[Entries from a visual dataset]
☆ ☆ ☆
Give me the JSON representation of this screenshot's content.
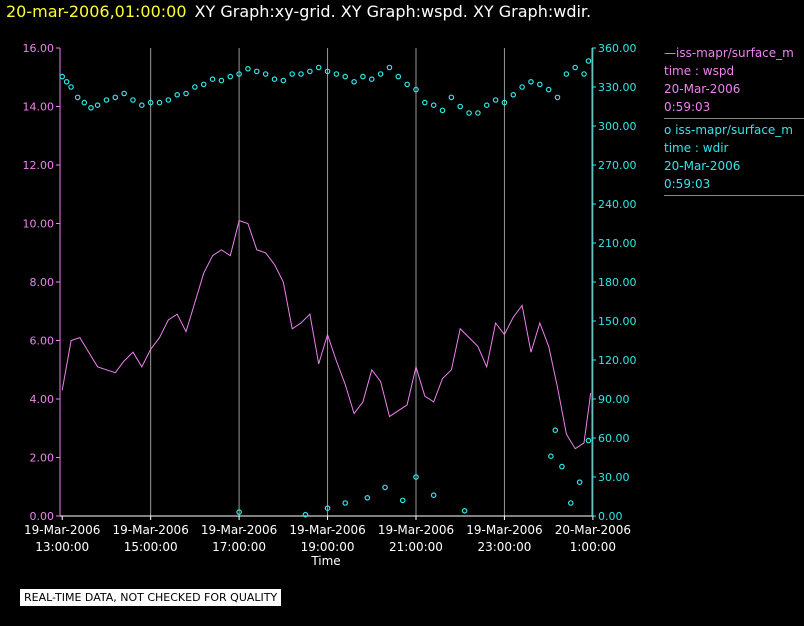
{
  "header": {
    "timestamp": "20-mar-2006,01:00:00",
    "title": "XY Graph:xy-grid.  XY Graph:wspd.  XY Graph:wdir."
  },
  "legend": {
    "series1_line1": "—iss-mapr/surface_m",
    "series1_line2": "time : wspd",
    "series1_line3": "20-Mar-2006",
    "series1_line4": "0:59:03",
    "series2_line1": "o  iss-mapr/surface_m",
    "series2_line2": "time : wdir",
    "series2_line3": "20-Mar-2006",
    "series2_line4": "0:59:03"
  },
  "footer": {
    "note": "REAL-TIME DATA, NOT CHECKED FOR QUALITY"
  },
  "colors": {
    "wspd": "#ee82ee",
    "wdir": "#33e6e6",
    "grid": "#999999",
    "background": "#000000"
  },
  "chart_data": {
    "type": "line",
    "xlabel": "Time",
    "x_ticks": [
      [
        "19-Mar-2006",
        "13:00:00"
      ],
      [
        "19-Mar-2006",
        "15:00:00"
      ],
      [
        "19-Mar-2006",
        "17:00:00"
      ],
      [
        "19-Mar-2006",
        "19:00:00"
      ],
      [
        "19-Mar-2006",
        "21:00:00"
      ],
      [
        "19-Mar-2006",
        "23:00:00"
      ],
      [
        "20-Mar-2006",
        "1:00:00"
      ]
    ],
    "x_range_hours": [
      12.95,
      24.98
    ],
    "x_tick_hours": [
      13,
      15,
      17,
      19,
      21,
      23,
      25
    ],
    "grid_vertical": true,
    "y_left": {
      "range": [
        0,
        16
      ],
      "ticks": [
        "0.00",
        "2.00",
        "4.00",
        "6.00",
        "8.00",
        "10.00",
        "12.00",
        "14.00",
        "16.00"
      ],
      "color": "#ee82ee"
    },
    "y_right": {
      "range": [
        0,
        360
      ],
      "ticks": [
        "0.00",
        "30.00",
        "60.00",
        "90.00",
        "120.00",
        "150.00",
        "180.00",
        "210.00",
        "240.00",
        "270.00",
        "300.00",
        "330.00",
        "360.00"
      ],
      "color": "#33e6e6"
    },
    "series": [
      {
        "name": "time : wspd",
        "axis": "left",
        "style": "line",
        "x": [
          13.0,
          13.2,
          13.4,
          13.6,
          13.8,
          14.0,
          14.2,
          14.4,
          14.6,
          14.8,
          15.0,
          15.2,
          15.4,
          15.6,
          15.8,
          16.0,
          16.2,
          16.4,
          16.6,
          16.8,
          17.0,
          17.2,
          17.4,
          17.6,
          17.8,
          18.0,
          18.2,
          18.4,
          18.6,
          18.8,
          19.0,
          19.2,
          19.4,
          19.6,
          19.8,
          20.0,
          20.2,
          20.4,
          20.6,
          20.8,
          21.0,
          21.2,
          21.4,
          21.6,
          21.8,
          22.0,
          22.2,
          22.4,
          22.6,
          22.8,
          23.0,
          23.2,
          23.4,
          23.6,
          23.8,
          24.0,
          24.2,
          24.4,
          24.6,
          24.8,
          24.95
        ],
        "values": [
          4.3,
          6.0,
          6.1,
          5.6,
          5.1,
          5.0,
          4.9,
          5.3,
          5.6,
          5.1,
          5.7,
          6.1,
          6.7,
          6.9,
          6.3,
          7.3,
          8.3,
          8.9,
          9.1,
          8.9,
          10.1,
          10.0,
          9.1,
          9.0,
          8.6,
          8.0,
          6.4,
          6.6,
          6.9,
          5.2,
          6.2,
          5.3,
          4.5,
          3.5,
          3.9,
          5.0,
          4.6,
          3.4,
          3.6,
          3.8,
          5.1,
          4.1,
          3.9,
          4.7,
          5.0,
          6.4,
          6.1,
          5.8,
          5.1,
          6.6,
          6.2,
          6.8,
          7.2,
          5.6,
          6.6,
          5.8,
          4.4,
          2.8,
          2.3,
          2.5,
          4.2
        ]
      },
      {
        "name": "time : wdir",
        "axis": "right",
        "style": "scatter",
        "x": [
          13.0,
          13.1,
          13.2,
          13.35,
          13.5,
          13.65,
          13.8,
          14.0,
          14.2,
          14.4,
          14.6,
          14.8,
          15.0,
          15.2,
          15.4,
          15.6,
          15.8,
          16.0,
          16.2,
          16.4,
          16.6,
          16.8,
          17.0,
          17.2,
          17.4,
          17.6,
          17.8,
          18.0,
          18.2,
          18.4,
          18.6,
          18.8,
          19.0,
          19.2,
          19.4,
          19.6,
          19.8,
          20.0,
          20.2,
          20.4,
          20.6,
          20.8,
          21.0,
          21.2,
          21.4,
          21.6,
          21.8,
          22.0,
          22.2,
          22.4,
          22.6,
          22.8,
          23.0,
          23.2,
          23.4,
          23.6,
          23.8,
          24.0,
          24.2,
          24.4,
          24.6,
          24.8,
          24.9,
          17.0,
          18.5,
          19.0,
          19.4,
          19.9,
          20.3,
          20.7,
          21.0,
          21.4,
          22.1,
          24.05,
          24.15,
          24.3,
          24.5,
          24.7,
          24.9
        ],
        "values": [
          338,
          334,
          330,
          322,
          318,
          314,
          316,
          320,
          322,
          325,
          320,
          316,
          318,
          318,
          320,
          324,
          325,
          330,
          332,
          336,
          335,
          338,
          340,
          344,
          342,
          340,
          336,
          335,
          340,
          340,
          342,
          345,
          342,
          340,
          338,
          334,
          338,
          336,
          340,
          345,
          338,
          332,
          328,
          318,
          316,
          312,
          322,
          315,
          310,
          310,
          316,
          320,
          318,
          324,
          330,
          334,
          332,
          328,
          322,
          340,
          345,
          340,
          350,
          3,
          1,
          6,
          10,
          14,
          22,
          12,
          30,
          16,
          4,
          46,
          66,
          38,
          10,
          26,
          58
        ]
      }
    ]
  }
}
☆ ☆ ☆
• [EXERCISE] Reproduce each line exactly as it appears, omitting the pictures.

• [SOLVED PROBLEM]
Give me the JSON representation of this screenshot's content.
{
  "header": {
    "timestamp": "20-mar-2006,01:00:00",
    "title": "XY Graph:xy-grid.  XY Graph:wspd.  XY Graph:wdir."
  },
  "legend": {
    "series1_line1": "—iss-mapr/surface_m",
    "series1_line2": "time : wspd",
    "series1_line3": "20-Mar-2006",
    "series1_line4": "0:59:03",
    "series2_line1": "o  iss-mapr/surface_m",
    "series2_line2": "time : wdir",
    "series2_line3": "20-Mar-2006",
    "series2_line4": "0:59:03"
  },
  "footer": {
    "note": "REAL-TIME DATA, NOT CHECKED FOR QUALITY"
  },
  "colors": {
    "wspd": "#ee82ee",
    "wdir": "#33e6e6",
    "grid": "#999999",
    "background": "#000000"
  },
  "chart_data": {
    "type": "line",
    "xlabel": "Time",
    "x_ticks": [
      [
        "19-Mar-2006",
        "13:00:00"
      ],
      [
        "19-Mar-2006",
        "15:00:00"
      ],
      [
        "19-Mar-2006",
        "17:00:00"
      ],
      [
        "19-Mar-2006",
        "19:00:00"
      ],
      [
        "19-Mar-2006",
        "21:00:00"
      ],
      [
        "19-Mar-2006",
        "23:00:00"
      ],
      [
        "20-Mar-2006",
        "1:00:00"
      ]
    ],
    "x_range_hours": [
      12.95,
      24.98
    ],
    "x_tick_hours": [
      13,
      15,
      17,
      19,
      21,
      23,
      25
    ],
    "grid_vertical": true,
    "y_left": {
      "range": [
        0,
        16
      ],
      "ticks": [
        "0.00",
        "2.00",
        "4.00",
        "6.00",
        "8.00",
        "10.00",
        "12.00",
        "14.00",
        "16.00"
      ],
      "color": "#ee82ee"
    },
    "y_right": {
      "range": [
        0,
        360
      ],
      "ticks": [
        "0.00",
        "30.00",
        "60.00",
        "90.00",
        "120.00",
        "150.00",
        "180.00",
        "210.00",
        "240.00",
        "270.00",
        "300.00",
        "330.00",
        "360.00"
      ],
      "color": "#33e6e6"
    },
    "series": [
      {
        "name": "time : wspd",
        "axis": "left",
        "style": "line",
        "x": [
          13.0,
          13.2,
          13.4,
          13.6,
          13.8,
          14.0,
          14.2,
          14.4,
          14.6,
          14.8,
          15.0,
          15.2,
          15.4,
          15.6,
          15.8,
          16.0,
          16.2,
          16.4,
          16.6,
          16.8,
          17.0,
          17.2,
          17.4,
          17.6,
          17.8,
          18.0,
          18.2,
          18.4,
          18.6,
          18.8,
          19.0,
          19.2,
          19.4,
          19.6,
          19.8,
          20.0,
          20.2,
          20.4,
          20.6,
          20.8,
          21.0,
          21.2,
          21.4,
          21.6,
          21.8,
          22.0,
          22.2,
          22.4,
          22.6,
          22.8,
          23.0,
          23.2,
          23.4,
          23.6,
          23.8,
          24.0,
          24.2,
          24.4,
          24.6,
          24.8,
          24.95
        ],
        "values": [
          4.3,
          6.0,
          6.1,
          5.6,
          5.1,
          5.0,
          4.9,
          5.3,
          5.6,
          5.1,
          5.7,
          6.1,
          6.7,
          6.9,
          6.3,
          7.3,
          8.3,
          8.9,
          9.1,
          8.9,
          10.1,
          10.0,
          9.1,
          9.0,
          8.6,
          8.0,
          6.4,
          6.6,
          6.9,
          5.2,
          6.2,
          5.3,
          4.5,
          3.5,
          3.9,
          5.0,
          4.6,
          3.4,
          3.6,
          3.8,
          5.1,
          4.1,
          3.9,
          4.7,
          5.0,
          6.4,
          6.1,
          5.8,
          5.1,
          6.6,
          6.2,
          6.8,
          7.2,
          5.6,
          6.6,
          5.8,
          4.4,
          2.8,
          2.3,
          2.5,
          4.2
        ]
      },
      {
        "name": "time : wdir",
        "axis": "right",
        "style": "scatter",
        "x": [
          13.0,
          13.1,
          13.2,
          13.35,
          13.5,
          13.65,
          13.8,
          14.0,
          14.2,
          14.4,
          14.6,
          14.8,
          15.0,
          15.2,
          15.4,
          15.6,
          15.8,
          16.0,
          16.2,
          16.4,
          16.6,
          16.8,
          17.0,
          17.2,
          17.4,
          17.6,
          17.8,
          18.0,
          18.2,
          18.4,
          18.6,
          18.8,
          19.0,
          19.2,
          19.4,
          19.6,
          19.8,
          20.0,
          20.2,
          20.4,
          20.6,
          20.8,
          21.0,
          21.2,
          21.4,
          21.6,
          21.8,
          22.0,
          22.2,
          22.4,
          22.6,
          22.8,
          23.0,
          23.2,
          23.4,
          23.6,
          23.8,
          24.0,
          24.2,
          24.4,
          24.6,
          24.8,
          24.9,
          17.0,
          18.5,
          19.0,
          19.4,
          19.9,
          20.3,
          20.7,
          21.0,
          21.4,
          22.1,
          24.05,
          24.15,
          24.3,
          24.5,
          24.7,
          24.9
        ],
        "values": [
          338,
          334,
          330,
          322,
          318,
          314,
          316,
          320,
          322,
          325,
          320,
          316,
          318,
          318,
          320,
          324,
          325,
          330,
          332,
          336,
          335,
          338,
          340,
          344,
          342,
          340,
          336,
          335,
          340,
          340,
          342,
          345,
          342,
          340,
          338,
          334,
          338,
          336,
          340,
          345,
          338,
          332,
          328,
          318,
          316,
          312,
          322,
          315,
          310,
          310,
          316,
          320,
          318,
          324,
          330,
          334,
          332,
          328,
          322,
          340,
          345,
          340,
          350,
          3,
          1,
          6,
          10,
          14,
          22,
          12,
          30,
          16,
          4,
          46,
          66,
          38,
          10,
          26,
          58
        ]
      }
    ]
  }
}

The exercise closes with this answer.